Data excerpts
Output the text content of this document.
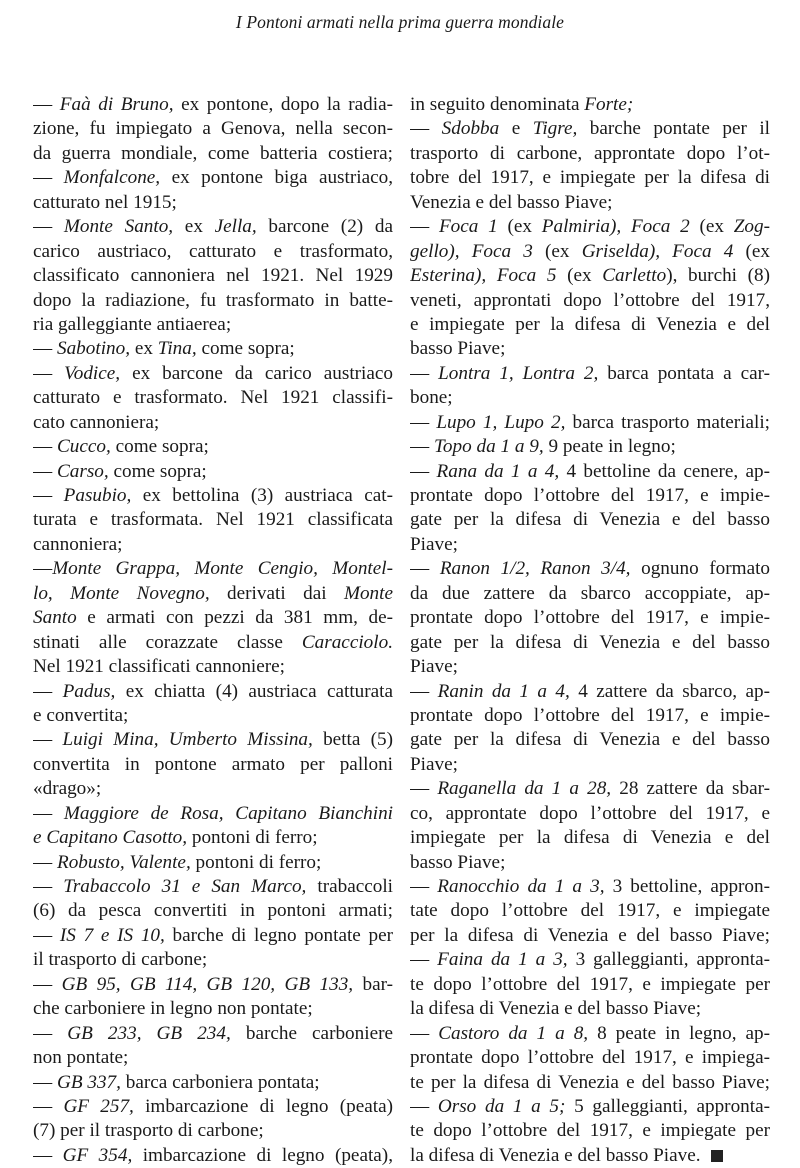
I Pontoni armati nella prima guerra mondiale
— Faà di Bruno, ex pontone, dopo la radia-
zione, fu impiegato a Genova, nella secon-
da guerra mondiale, come batteria costiera;
— Monfalcone, ex pontone biga austriaco,
catturato nel 1915;
— Monte Santo, ex Jella, barcone (2) da
carico austriaco, catturato e trasformato,
classificato cannoniera nel 1921. Nel 1929
dopo la radiazione, fu trasformato in batte-
ria galleggiante antiaerea;
— Sabotino, ex Tina, come sopra;
— Vodice, ex barcone da carico austriaco
catturato e trasformato. Nel 1921 classifi-
cato cannoniera;
— Cucco, come sopra;
— Carso, come sopra;
— Pasubio, ex bettolina (3) austriaca cat-
turata e trasformata. Nel 1921 classificata
cannoniera;
—Monte Grappa, Monte Cengio, Montel-
lo, Monte Novegno, derivati dai Monte
Santo e armati con pezzi da 381 mm, de-
stinati alle corazzate classe Caracciolo.
Nel 1921 classificati cannoniere;
— Padus, ex chiatta (4) austriaca catturata
e convertita;
— Luigi Mina, Umberto Missina, betta (5)
convertita in pontone armato per palloni
«drago»;
— Maggiore de Rosa, Capitano Bianchini
e Capitano Casotto, pontoni di ferro;
— Robusto, Valente, pontoni di ferro;
— Trabaccolo 31 e San Marco, trabaccoli
(6) da pesca convertiti in pontoni armati;
— IS 7 e IS 10, barche di legno pontate per
il trasporto di carbone;
— GB 95, GB 114, GB 120, GB 133, bar-
che carboniere in legno non pontate;
— GB 233, GB 234, barche carboniere
non pontate;
— GB 337, barca carboniera pontata;
— GF 257, imbarcazione di legno (peata)
(7) per il trasporto di carbone;
— GF 354, imbarcazione di legno (peata),
in seguito denominata Forte;
— Sdobba e Tigre, barche pontate per il
trasporto di carbone, approntate dopo l’ot-
tobre del 1917, e impiegate per la difesa di
Venezia e del basso Piave;
— Foca 1 (ex Palmiria), Foca 2 (ex Zog-
gello), Foca 3 (ex Griselda), Foca 4 (ex
Esterina), Foca 5 (ex Carletto), burchi (8)
veneti, approntati dopo l’ottobre del 1917,
e impiegate per la difesa di Venezia e del
basso Piave;
— Lontra 1, Lontra 2, barca pontata a car-
bone;
— Lupo 1, Lupo 2, barca trasporto materiali;
— Topo da 1 a 9, 9 peate in legno;
— Rana da 1 a 4, 4 bettoline da cenere, ap-
prontate dopo l’ottobre del 1917, e impie-
gate per la difesa di Venezia e del basso
Piave;
— Ranon 1/2, Ranon 3/4, ognuno formato
da due zattere da sbarco accoppiate, ap-
prontate dopo l’ottobre del 1917, e impie-
gate per la difesa di Venezia e del basso
Piave;
— Ranin da 1 a 4, 4 zattere da sbarco, ap-
prontate dopo l’ottobre del 1917, e impie-
gate per la difesa di Venezia e del basso
Piave;
— Raganella da 1 a 28, 28 zattere da sbar-
co, approntate dopo l’ottobre del 1917, e
impiegate per la difesa di Venezia e del
basso Piave;
— Ranocchio da 1 a 3, 3 bettoline, appron-
tate dopo l’ottobre del 1917, e impiegate
per la difesa di Venezia e del basso Piave;
— Faina da 1 a 3, 3 galleggianti, appronta-
te dopo l’ottobre del 1917, e impiegate per
la difesa di Venezia e del basso Piave;
— Castoro da 1 a 8, 8 peate in legno, ap-
prontate dopo l’ottobre del 1917, e impiega-
te per la difesa di Venezia e del basso Piave;
— Orso da 1 a 5; 5 galleggianti, appronta-
te dopo l’ottobre del 1917, e impiegate per
la difesa di Venezia e del basso Piave.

== CHALLENGE ==
Copy out all the entries exactly. Images stay out of the copy.

== TASK RESPONSE ==
Output the text content of this document.
I Pontoni armati nella prima guerra mondiale
— Faà di Bruno, ex pontone, dopo la radia-
zione, fu impiegato a Genova, nella secon-
da guerra mondiale, come batteria costiera;
— Monfalcone, ex pontone biga austriaco,
catturato nel 1915;
— Monte Santo, ex Jella, barcone (2) da
carico austriaco, catturato e trasformato,
classificato cannoniera nel 1921. Nel 1929
dopo la radiazione, fu trasformato in batte-
ria galleggiante antiaerea;
— Sabotino, ex Tina, come sopra;
— Vodice, ex barcone da carico austriaco
catturato e trasformato. Nel 1921 classifi-
cato cannoniera;
— Cucco, come sopra;
— Carso, come sopra;
— Pasubio, ex bettolina (3) austriaca cat-
turata e trasformata. Nel 1921 classificata
cannoniera;
—Monte Grappa, Monte Cengio, Montel-
lo, Monte Novegno, derivati dai Monte
Santo e armati con pezzi da 381 mm, de-
stinati alle corazzate classe Caracciolo.
Nel 1921 classificati cannoniere;
— Padus, ex chiatta (4) austriaca catturata
e convertita;
— Luigi Mina, Umberto Missina, betta (5)
convertita in pontone armato per palloni
«drago»;
— Maggiore de Rosa, Capitano Bianchini
e Capitano Casotto, pontoni di ferro;
— Robusto, Valente, pontoni di ferro;
— Trabaccolo 31 e San Marco, trabaccoli
(6) da pesca convertiti in pontoni armati;
— IS 7 e IS 10, barche di legno pontate per
il trasporto di carbone;
— GB 95, GB 114, GB 120, GB 133, bar-
che carboniere in legno non pontate;
— GB 233, GB 234, barche carboniere
non pontate;
— GB 337, barca carboniera pontata;
— GF 257, imbarcazione di legno (peata)
(7) per il trasporto di carbone;
— GF 354, imbarcazione di legno (peata),
in seguito denominata Forte;
— Sdobba e Tigre, barche pontate per il
trasporto di carbone, approntate dopo l’ot-
tobre del 1917, e impiegate per la difesa di
Venezia e del basso Piave;
— Foca 1 (ex Palmiria), Foca 2 (ex Zog-
gello), Foca 3 (ex Griselda), Foca 4 (ex
Esterina), Foca 5 (ex Carletto), burchi (8)
veneti, approntati dopo l’ottobre del 1917,
e impiegate per la difesa di Venezia e del
basso Piave;
— Lontra 1, Lontra 2, barca pontata a car-
bone;
— Lupo 1, Lupo 2, barca trasporto materiali;
— Topo da 1 a 9, 9 peate in legno;
— Rana da 1 a 4, 4 bettoline da cenere, ap-
prontate dopo l’ottobre del 1917, e impie-
gate per la difesa di Venezia e del basso
Piave;
— Ranon 1/2, Ranon 3/4, ognuno formato
da due zattere da sbarco accoppiate, ap-
prontate dopo l’ottobre del 1917, e impie-
gate per la difesa di Venezia e del basso
Piave;
— Ranin da 1 a 4, 4 zattere da sbarco, ap-
prontate dopo l’ottobre del 1917, e impie-
gate per la difesa di Venezia e del basso
Piave;
— Raganella da 1 a 28, 28 zattere da sbar-
co, approntate dopo l’ottobre del 1917, e
impiegate per la difesa di Venezia e del
basso Piave;
— Ranocchio da 1 a 3, 3 bettoline, appron-
tate dopo l’ottobre del 1917, e impiegate
per la difesa di Venezia e del basso Piave;
— Faina da 1 a 3, 3 galleggianti, appronta-
te dopo l’ottobre del 1917, e impiegate per
la difesa di Venezia e del basso Piave;
— Castoro da 1 a 8, 8 peate in legno, ap-
prontate dopo l’ottobre del 1917, e impiega-
te per la difesa di Venezia e del basso Piave;
— Orso da 1 a 5; 5 galleggianti, appronta-
te dopo l’ottobre del 1917, e impiegate per
la difesa di Venezia e del basso Piave.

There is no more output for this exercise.